**TASK MATERIAL:**

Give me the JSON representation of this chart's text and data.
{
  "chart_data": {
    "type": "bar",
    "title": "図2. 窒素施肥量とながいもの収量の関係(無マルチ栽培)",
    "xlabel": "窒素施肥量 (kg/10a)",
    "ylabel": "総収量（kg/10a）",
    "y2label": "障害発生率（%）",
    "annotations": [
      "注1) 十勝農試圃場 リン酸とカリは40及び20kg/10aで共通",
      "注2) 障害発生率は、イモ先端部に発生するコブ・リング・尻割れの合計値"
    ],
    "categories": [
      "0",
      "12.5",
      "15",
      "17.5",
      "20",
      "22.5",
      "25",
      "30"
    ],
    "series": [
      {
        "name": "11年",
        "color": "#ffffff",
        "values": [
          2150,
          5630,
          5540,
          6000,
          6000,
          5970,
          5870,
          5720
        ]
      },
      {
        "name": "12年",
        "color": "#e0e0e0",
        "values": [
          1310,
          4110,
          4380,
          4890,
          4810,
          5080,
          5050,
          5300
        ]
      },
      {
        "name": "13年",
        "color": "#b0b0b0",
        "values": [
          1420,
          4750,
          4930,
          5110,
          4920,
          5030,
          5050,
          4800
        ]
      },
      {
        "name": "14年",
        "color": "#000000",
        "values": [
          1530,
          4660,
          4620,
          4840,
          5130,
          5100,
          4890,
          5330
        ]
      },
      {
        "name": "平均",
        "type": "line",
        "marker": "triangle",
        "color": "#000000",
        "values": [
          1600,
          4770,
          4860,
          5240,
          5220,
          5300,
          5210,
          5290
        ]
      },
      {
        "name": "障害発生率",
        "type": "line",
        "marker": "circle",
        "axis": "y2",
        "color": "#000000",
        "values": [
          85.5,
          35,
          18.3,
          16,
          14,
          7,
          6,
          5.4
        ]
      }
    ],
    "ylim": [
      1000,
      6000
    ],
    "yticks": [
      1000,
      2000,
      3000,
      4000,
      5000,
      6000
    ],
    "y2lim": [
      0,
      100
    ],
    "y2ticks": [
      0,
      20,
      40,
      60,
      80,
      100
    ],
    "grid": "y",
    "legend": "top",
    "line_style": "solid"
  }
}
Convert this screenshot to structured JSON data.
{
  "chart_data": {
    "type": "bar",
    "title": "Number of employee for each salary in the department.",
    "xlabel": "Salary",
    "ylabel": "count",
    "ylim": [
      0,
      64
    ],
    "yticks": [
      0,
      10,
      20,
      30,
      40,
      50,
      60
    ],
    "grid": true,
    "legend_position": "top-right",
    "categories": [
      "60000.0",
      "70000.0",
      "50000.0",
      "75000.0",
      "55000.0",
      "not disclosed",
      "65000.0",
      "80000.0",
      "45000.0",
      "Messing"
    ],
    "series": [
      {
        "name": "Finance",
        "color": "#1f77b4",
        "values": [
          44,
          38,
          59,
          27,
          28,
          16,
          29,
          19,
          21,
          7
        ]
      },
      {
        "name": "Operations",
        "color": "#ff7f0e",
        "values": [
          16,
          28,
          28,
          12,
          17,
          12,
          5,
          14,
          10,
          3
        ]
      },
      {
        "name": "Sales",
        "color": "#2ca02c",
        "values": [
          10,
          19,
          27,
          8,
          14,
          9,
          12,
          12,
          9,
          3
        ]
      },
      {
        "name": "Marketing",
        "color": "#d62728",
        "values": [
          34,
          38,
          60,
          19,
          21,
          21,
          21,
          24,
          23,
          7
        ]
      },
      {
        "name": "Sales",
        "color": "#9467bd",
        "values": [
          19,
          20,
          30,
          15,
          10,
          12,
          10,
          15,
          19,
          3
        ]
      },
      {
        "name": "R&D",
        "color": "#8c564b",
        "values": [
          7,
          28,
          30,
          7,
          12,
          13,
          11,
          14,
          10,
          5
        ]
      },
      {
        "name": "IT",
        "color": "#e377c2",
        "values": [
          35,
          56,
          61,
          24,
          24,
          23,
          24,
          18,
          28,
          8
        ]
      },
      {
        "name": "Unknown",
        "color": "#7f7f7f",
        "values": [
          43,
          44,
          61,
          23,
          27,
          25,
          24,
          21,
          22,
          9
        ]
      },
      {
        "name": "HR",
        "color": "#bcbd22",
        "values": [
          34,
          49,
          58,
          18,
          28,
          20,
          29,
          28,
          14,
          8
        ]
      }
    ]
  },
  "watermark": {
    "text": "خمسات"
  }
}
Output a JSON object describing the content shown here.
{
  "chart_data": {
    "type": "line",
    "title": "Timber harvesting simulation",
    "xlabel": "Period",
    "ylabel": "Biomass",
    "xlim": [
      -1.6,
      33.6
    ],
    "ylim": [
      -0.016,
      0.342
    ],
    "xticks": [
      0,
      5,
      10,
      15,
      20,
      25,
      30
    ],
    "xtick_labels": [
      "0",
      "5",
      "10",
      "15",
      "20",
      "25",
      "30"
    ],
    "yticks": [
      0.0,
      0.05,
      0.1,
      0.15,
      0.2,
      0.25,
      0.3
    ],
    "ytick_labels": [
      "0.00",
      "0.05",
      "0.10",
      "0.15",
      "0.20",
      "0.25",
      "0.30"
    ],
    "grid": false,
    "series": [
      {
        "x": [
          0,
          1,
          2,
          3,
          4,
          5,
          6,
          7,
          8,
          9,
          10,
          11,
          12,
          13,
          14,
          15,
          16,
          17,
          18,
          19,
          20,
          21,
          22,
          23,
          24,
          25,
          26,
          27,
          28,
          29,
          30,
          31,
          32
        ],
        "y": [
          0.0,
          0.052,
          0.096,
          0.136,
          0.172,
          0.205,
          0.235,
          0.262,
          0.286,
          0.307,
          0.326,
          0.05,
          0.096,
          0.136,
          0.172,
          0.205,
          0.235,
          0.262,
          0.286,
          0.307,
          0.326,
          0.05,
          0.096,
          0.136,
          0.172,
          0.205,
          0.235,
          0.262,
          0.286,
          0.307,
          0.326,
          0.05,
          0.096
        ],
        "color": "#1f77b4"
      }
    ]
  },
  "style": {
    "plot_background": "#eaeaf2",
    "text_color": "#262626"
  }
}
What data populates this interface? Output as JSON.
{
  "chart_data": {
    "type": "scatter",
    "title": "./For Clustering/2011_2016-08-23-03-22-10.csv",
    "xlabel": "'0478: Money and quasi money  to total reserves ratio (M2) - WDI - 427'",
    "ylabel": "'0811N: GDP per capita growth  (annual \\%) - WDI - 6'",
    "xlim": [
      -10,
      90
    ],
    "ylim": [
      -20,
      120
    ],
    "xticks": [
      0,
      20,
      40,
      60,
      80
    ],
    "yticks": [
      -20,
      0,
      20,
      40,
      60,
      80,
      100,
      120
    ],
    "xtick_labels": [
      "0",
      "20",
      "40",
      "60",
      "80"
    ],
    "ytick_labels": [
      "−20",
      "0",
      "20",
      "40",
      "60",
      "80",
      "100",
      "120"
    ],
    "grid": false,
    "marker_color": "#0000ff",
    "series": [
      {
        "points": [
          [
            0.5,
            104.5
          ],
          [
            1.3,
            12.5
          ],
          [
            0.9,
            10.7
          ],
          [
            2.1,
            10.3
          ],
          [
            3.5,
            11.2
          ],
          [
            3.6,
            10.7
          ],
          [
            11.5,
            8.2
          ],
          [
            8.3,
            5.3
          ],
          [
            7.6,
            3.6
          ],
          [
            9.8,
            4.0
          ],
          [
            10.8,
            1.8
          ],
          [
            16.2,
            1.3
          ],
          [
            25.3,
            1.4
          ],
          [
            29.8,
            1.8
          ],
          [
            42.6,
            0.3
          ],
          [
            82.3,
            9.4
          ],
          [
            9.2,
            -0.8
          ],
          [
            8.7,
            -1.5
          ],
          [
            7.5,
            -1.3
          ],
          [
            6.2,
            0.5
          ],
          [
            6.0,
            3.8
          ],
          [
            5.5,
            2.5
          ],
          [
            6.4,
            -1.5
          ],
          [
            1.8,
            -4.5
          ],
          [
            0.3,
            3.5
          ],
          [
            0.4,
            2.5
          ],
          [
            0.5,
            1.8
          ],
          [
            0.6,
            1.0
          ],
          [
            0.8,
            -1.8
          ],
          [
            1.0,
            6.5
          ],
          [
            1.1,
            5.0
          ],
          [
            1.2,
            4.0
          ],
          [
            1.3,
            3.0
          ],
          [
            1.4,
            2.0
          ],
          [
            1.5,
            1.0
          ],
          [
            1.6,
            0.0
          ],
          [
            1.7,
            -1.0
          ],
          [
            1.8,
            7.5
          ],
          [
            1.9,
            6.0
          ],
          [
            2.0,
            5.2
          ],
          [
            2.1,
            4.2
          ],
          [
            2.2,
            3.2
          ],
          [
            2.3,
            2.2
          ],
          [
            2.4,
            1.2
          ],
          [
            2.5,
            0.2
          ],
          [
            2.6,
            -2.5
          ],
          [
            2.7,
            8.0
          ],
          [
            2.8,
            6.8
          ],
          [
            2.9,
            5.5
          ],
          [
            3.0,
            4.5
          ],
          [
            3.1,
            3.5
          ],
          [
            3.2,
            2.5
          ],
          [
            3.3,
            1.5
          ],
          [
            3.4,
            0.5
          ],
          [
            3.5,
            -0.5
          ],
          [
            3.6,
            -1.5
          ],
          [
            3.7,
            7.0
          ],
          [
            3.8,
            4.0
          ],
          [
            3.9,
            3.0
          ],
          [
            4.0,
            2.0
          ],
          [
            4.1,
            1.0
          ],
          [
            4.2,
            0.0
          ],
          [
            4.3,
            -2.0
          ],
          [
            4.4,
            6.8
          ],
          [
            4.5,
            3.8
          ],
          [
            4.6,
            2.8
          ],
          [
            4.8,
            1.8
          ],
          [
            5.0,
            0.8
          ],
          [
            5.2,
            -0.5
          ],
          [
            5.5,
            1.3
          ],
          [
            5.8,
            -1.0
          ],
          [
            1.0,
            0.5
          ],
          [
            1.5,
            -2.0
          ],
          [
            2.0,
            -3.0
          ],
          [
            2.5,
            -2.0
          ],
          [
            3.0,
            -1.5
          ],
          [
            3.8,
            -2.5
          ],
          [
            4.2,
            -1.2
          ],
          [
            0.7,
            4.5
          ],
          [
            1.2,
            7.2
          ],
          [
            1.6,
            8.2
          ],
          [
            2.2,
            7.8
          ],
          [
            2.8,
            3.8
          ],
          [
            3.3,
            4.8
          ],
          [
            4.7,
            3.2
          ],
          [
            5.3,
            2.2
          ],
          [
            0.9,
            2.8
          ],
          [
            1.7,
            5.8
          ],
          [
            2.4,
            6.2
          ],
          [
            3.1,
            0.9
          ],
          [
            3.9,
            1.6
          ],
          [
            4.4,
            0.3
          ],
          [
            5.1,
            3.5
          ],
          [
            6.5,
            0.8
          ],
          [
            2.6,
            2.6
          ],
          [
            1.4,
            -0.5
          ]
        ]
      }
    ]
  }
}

**YOUR GOAL:** In the entries above, find every line with the word "this" and list it.

**WRITTEN REPLY:**
Give me the JSON representation of this chart's text and data.
Convert this screenshot to structured JSON data.
What data populates this interface? Output as JSON.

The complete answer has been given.